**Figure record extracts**
§ §

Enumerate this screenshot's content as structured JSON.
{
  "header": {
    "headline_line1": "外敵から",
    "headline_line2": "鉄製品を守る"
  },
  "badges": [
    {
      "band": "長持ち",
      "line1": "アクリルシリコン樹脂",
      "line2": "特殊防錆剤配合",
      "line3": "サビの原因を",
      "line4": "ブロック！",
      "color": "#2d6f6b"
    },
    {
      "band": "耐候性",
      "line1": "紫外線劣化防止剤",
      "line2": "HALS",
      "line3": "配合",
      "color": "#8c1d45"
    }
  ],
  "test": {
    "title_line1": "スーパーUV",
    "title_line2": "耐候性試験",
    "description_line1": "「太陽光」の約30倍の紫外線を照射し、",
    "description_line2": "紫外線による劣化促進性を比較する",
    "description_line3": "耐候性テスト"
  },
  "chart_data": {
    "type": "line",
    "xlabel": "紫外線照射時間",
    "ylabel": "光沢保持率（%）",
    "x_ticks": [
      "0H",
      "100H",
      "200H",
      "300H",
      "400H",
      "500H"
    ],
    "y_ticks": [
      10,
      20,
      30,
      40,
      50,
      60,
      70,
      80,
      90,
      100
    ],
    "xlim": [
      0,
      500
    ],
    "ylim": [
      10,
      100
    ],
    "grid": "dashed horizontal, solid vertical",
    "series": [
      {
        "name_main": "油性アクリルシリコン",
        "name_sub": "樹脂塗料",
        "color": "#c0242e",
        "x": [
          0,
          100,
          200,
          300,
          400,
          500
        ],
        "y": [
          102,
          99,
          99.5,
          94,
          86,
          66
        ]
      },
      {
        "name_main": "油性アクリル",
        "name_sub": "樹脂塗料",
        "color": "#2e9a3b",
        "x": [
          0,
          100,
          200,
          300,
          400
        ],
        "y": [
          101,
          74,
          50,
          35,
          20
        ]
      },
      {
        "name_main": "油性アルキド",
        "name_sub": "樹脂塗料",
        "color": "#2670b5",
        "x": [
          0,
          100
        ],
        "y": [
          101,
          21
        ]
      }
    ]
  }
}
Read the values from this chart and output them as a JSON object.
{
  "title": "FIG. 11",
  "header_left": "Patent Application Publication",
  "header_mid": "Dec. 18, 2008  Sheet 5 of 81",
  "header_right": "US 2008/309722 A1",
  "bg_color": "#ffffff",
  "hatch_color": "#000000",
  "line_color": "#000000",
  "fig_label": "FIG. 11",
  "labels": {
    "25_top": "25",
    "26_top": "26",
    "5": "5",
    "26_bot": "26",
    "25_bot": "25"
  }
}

§ §

**PROBLEM TO WORK ON**
Gather up the lines that contain the word "JSON".

**IN RESPONSE**
Enumerate this screenshot's content as structured JSON.
Read the values from this chart and output them as a JSON object.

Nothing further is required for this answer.